EXERCISE BRIEF: Reproduce all of the data below without alteration; exclude every picture.

>> BEGIN

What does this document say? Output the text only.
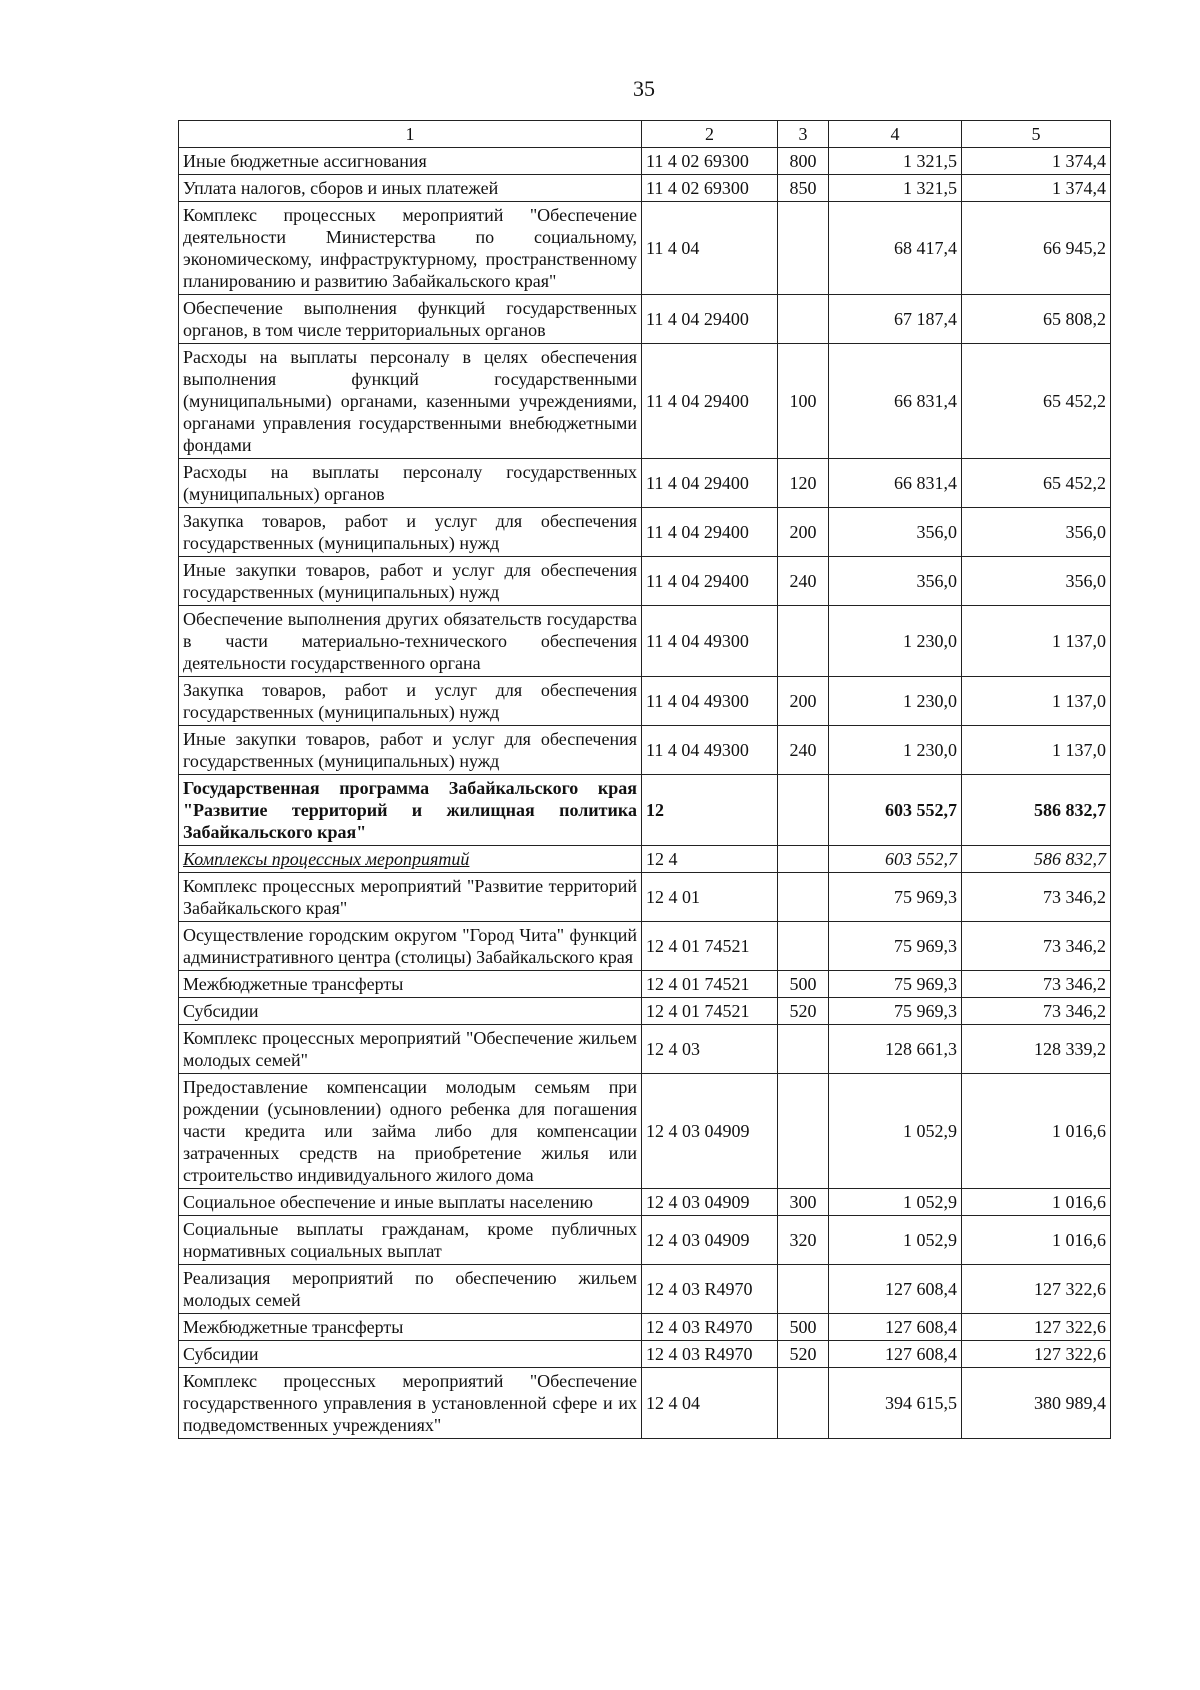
35
1	2	3	4	5
Иные бюджетные ассигнования	11 4 02 69300	800	1 321,5	1 374,4
Уплата налогов, сборов и иных платежей	11 4 02 69300	850	1 321,5	1 374,4
Комплекс процессных мероприятий "Обеспечение деятельности Министерства по социальному, экономическому, инфраструктурному, пространственному планированию и развитию Забайкальского края"	11 4 04		68 417,4	66 945,2
Обеспечение выполнения функций государственных органов, в том числе территориальных органов	11 4 04 29400		67 187,4	65 808,2
Расходы на выплаты персоналу в целях обеспечения выполнения функций государственными (муниципальными) органами, казенными учреждениями, органами управления государственными внебюджетными фондами	11 4 04 29400	100	66 831,4	65 452,2
Расходы на выплаты персоналу государственных (муниципальных) органов	11 4 04 29400	120	66 831,4	65 452,2
Закупка товаров, работ и услуг для обеспечения государственных (муниципальных) нужд	11 4 04 29400	200	356,0	356,0
Иные закупки товаров, работ и услуг для обеспечения государственных (муниципальных) нужд	11 4 04 29400	240	356,0	356,0
Обеспечение выполнения других обязательств государства в части материально-технического обеспечения деятельности государственного органа	11 4 04 49300		1 230,0	1 137,0
Закупка товаров, работ и услуг для обеспечения государственных (муниципальных) нужд	11 4 04 49300	200	1 230,0	1 137,0
Иные закупки товаров, работ и услуг для обеспечения государственных (муниципальных) нужд	11 4 04 49300	240	1 230,0	1 137,0
Государственная программа Забайкальского края "Развитие территорий и жилищная политика Забайкальского края"	12		603 552,7	586 832,7
Комплексы процессных мероприятий	12 4		603 552,7	586 832,7
Комплекс процессных мероприятий "Развитие территорий Забайкальского края"	12 4 01		75 969,3	73 346,2
Осуществление городским округом "Город Чита" функций административного центра (столицы) Забайкальского края	12 4 01 74521		75 969,3	73 346,2
Межбюджетные трансферты	12 4 01 74521	500	75 969,3	73 346,2
Субсидии	12 4 01 74521	520	75 969,3	73 346,2
Комплекс процессных мероприятий "Обеспечение жильем молодых семей"	12 4 03		128 661,3	128 339,2
Предоставление компенсации молодым семьям при рождении (усыновлении) одного ребенка для погашения части кредита или займа либо для компенсации затраченных средств на приобретение жилья или строительство индивидуального жилого дома	12 4 03 04909		1 052,9	1 016,6
Социальное обеспечение и иные выплаты населению	12 4 03 04909	300	1 052,9	1 016,6
Социальные выплаты гражданам, кроме публичных нормативных социальных выплат	12 4 03 04909	320	1 052,9	1 016,6
Реализация мероприятий по обеспечению жильем молодых семей	12 4 03 R4970		127 608,4	127 322,6
Межбюджетные трансферты	12 4 03 R4970	500	127 608,4	127 322,6
Субсидии	12 4 03 R4970	520	127 608,4	127 322,6
Комплекс процессных мероприятий "Обеспечение государственного управления в установленной сфере и их подведомственных учреждениях"	12 4 04		394 615,5	380 989,4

>> END

EXERCISE OUTPUT:
What does this document say? Output the text only.
35
1	2	3	4	5
Иные бюджетные ассигнования	11 4 02 69300	800	1 321,5	1 374,4
Уплата налогов, сборов и иных платежей	11 4 02 69300	850	1 321,5	1 374,4
Комплекс процессных мероприятий "Обеспечение деятельности Министерства по социальному, экономическому, инфраструктурному, пространственному планированию и развитию Забайкальского края"	11 4 04		68 417,4	66 945,2
Обеспечение выполнения функций государственных органов, в том числе территориальных органов	11 4 04 29400		67 187,4	65 808,2
Расходы на выплаты персоналу в целях обеспечения выполнения функций государственными (муниципальными) органами, казенными учреждениями, органами управления государственными внебюджетными фондами	11 4 04 29400	100	66 831,4	65 452,2
Расходы на выплаты персоналу государственных (муниципальных) органов	11 4 04 29400	120	66 831,4	65 452,2
Закупка товаров, работ и услуг для обеспечения государственных (муниципальных) нужд	11 4 04 29400	200	356,0	356,0
Иные закупки товаров, работ и услуг для обеспечения государственных (муниципальных) нужд	11 4 04 29400	240	356,0	356,0
Обеспечение выполнения других обязательств государства в части материально-технического обеспечения деятельности государственного органа	11 4 04 49300		1 230,0	1 137,0
Закупка товаров, работ и услуг для обеспечения государственных (муниципальных) нужд	11 4 04 49300	200	1 230,0	1 137,0
Иные закупки товаров, работ и услуг для обеспечения государственных (муниципальных) нужд	11 4 04 49300	240	1 230,0	1 137,0
Государственная программа Забайкальского края "Развитие территорий и жилищная политика Забайкальского края"	12		603 552,7	586 832,7
Комплексы процессных мероприятий	12 4		603 552,7	586 832,7
Комплекс процессных мероприятий "Развитие территорий Забайкальского края"	12 4 01		75 969,3	73 346,2
Осуществление городским округом "Город Чита" функций административного центра (столицы) Забайкальского края	12 4 01 74521		75 969,3	73 346,2
Межбюджетные трансферты	12 4 01 74521	500	75 969,3	73 346,2
Субсидии	12 4 01 74521	520	75 969,3	73 346,2
Комплекс процессных мероприятий "Обеспечение жильем молодых семей"	12 4 03		128 661,3	128 339,2
Предоставление компенсации молодым семьям при рождении (усыновлении) одного ребенка для погашения части кредита или займа либо для компенсации затраченных средств на приобретение жилья или строительство индивидуального жилого дома	12 4 03 04909		1 052,9	1 016,6
Социальное обеспечение и иные выплаты населению	12 4 03 04909	300	1 052,9	1 016,6
Социальные выплаты гражданам, кроме публичных нормативных социальных выплат	12 4 03 04909	320	1 052,9	1 016,6
Реализация мероприятий по обеспечению жильем молодых семей	12 4 03 R4970		127 608,4	127 322,6
Межбюджетные трансферты	12 4 03 R4970	500	127 608,4	127 322,6
Субсидии	12 4 03 R4970	520	127 608,4	127 322,6
Комплекс процессных мероприятий "Обеспечение государственного управления в установленной сфере и их подведомственных учреждениях"	12 4 04		394 615,5	380 989,4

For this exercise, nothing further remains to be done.